Exact reproduction of the data is required, with images excluded.

[Start of Rows]

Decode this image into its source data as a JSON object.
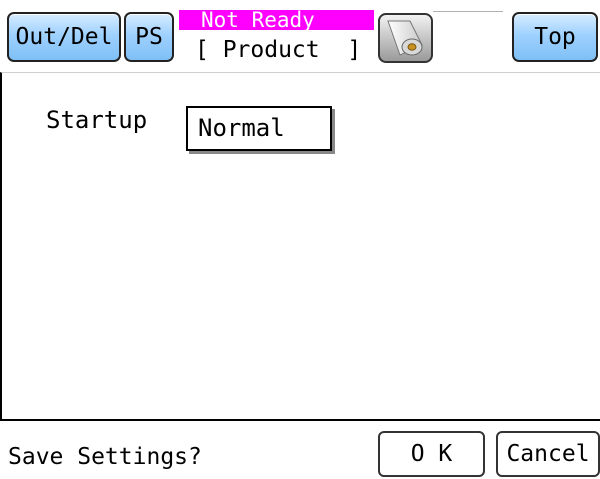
{
  "header": {
    "out_del_label": "Out/Del",
    "ps_label": "PS",
    "status_text": "Not Ready",
    "mode_text": "[ Product  ]",
    "paper_roll_icon": "paper-roll-icon",
    "top_label": "Top"
  },
  "settings": {
    "startup_label": "Startup",
    "startup_value": "Normal"
  },
  "footer": {
    "prompt": "Save Settings?",
    "ok_label": "O K",
    "cancel_label": "Cancel"
  },
  "colors": {
    "status_bg": "#ff00ff",
    "status_text": "#ffffff",
    "button_blue": "#9fd1ff"
  }
}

[End of Rows]

Response >>
Decode this image into its source data as a JSON object.
{
  "header": {
    "out_del_label": "Out/Del",
    "ps_label": "PS",
    "status_text": "Not Ready",
    "mode_text": "[ Product  ]",
    "paper_roll_icon": "paper-roll-icon",
    "top_label": "Top"
  },
  "settings": {
    "startup_label": "Startup",
    "startup_value": "Normal"
  },
  "footer": {
    "prompt": "Save Settings?",
    "ok_label": "O K",
    "cancel_label": "Cancel"
  },
  "colors": {
    "status_bg": "#ff00ff",
    "status_text": "#ffffff",
    "button_blue": "#9fd1ff"
  }
}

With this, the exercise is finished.